Stored data entries:
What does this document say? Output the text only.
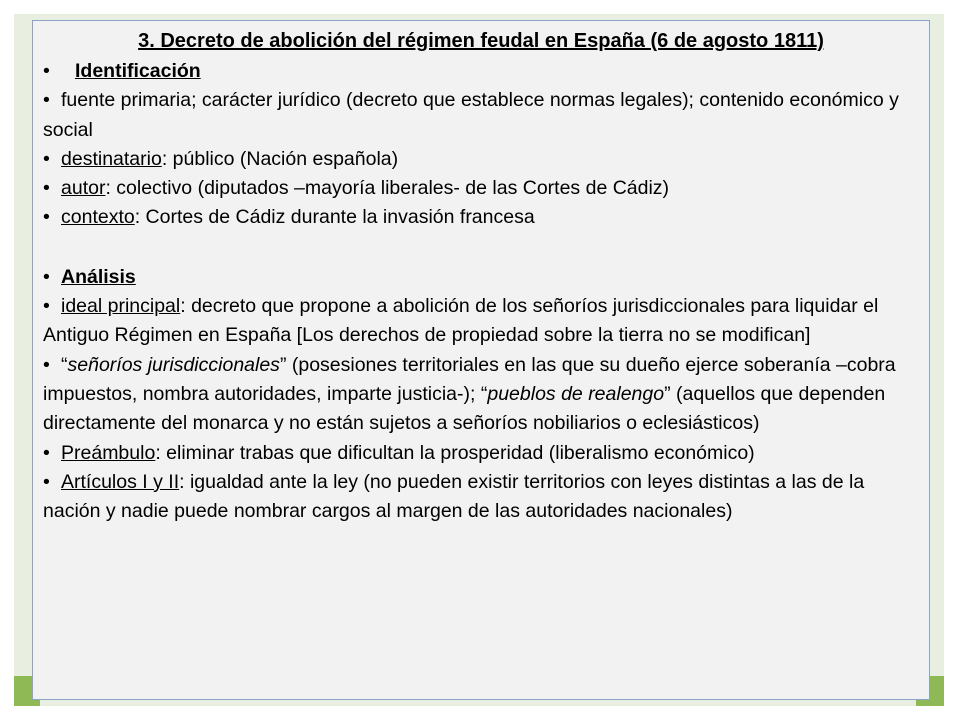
3. Decreto de abolición del régimen feudal en España (6 de agosto 1811)

• Identificación

• fuente primaria; carácter jurídico (decreto que establece normas legales); contenido económico y social

• destinatario: público (Nación española)

• autor: colectivo (diputados –mayoría liberales- de las Cortes de Cádiz)

• contexto: Cortes de Cádiz durante la invasión francesa

• Análisis

• ideal principal: decreto que propone a abolición de los señoríos jurisdiccionales para liquidar el Antiguo Régimen en España [Los derechos de propiedad sobre la tierra no se modifican]

• “señoríos jurisdiccionales” (posesiones territoriales en las que su dueño ejerce soberanía –cobra impuestos, nombra autoridades, imparte justicia-); “pueblos de realengo” (aquellos que dependen directamente del monarca y no están sujetos a señoríos nobiliarios o eclesiásticos)

• Preámbulo: eliminar trabas que dificultan la prosperidad (liberalismo económico)

• Artículos I y II: igualdad ante la ley (no pueden existir territorios con leyes distintas a las de la nación y nadie puede nombrar cargos al margen de las autoridades nacionales)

Goal: Leave out the pictures and reproduce the rest of the listing exactly.

Full solution:
What does this document say? Output the text only.
3. Decreto de abolición del régimen feudal en España (6 de agosto 1811)

• Identificación

• fuente primaria; carácter jurídico (decreto que establece normas legales); contenido económico y social

• destinatario: público (Nación española)

• autor: colectivo (diputados –mayoría liberales- de las Cortes de Cádiz)

• contexto: Cortes de Cádiz durante la invasión francesa

• Análisis

• ideal principal: decreto que propone a abolición de los señoríos jurisdiccionales para liquidar el Antiguo Régimen en España [Los derechos de propiedad sobre la tierra no se modifican]

• “señoríos jurisdiccionales” (posesiones territoriales en las que su dueño ejerce soberanía –cobra impuestos, nombra autoridades, imparte justicia-); “pueblos de realengo” (aquellos que dependen directamente del monarca y no están sujetos a señoríos nobiliarios o eclesiásticos)

• Preámbulo: eliminar trabas que dificultan la prosperidad (liberalismo económico)

• Artículos I y II: igualdad ante la ley (no pueden existir territorios con leyes distintas a las de la nación y nadie puede nombrar cargos al margen de las autoridades nacionales)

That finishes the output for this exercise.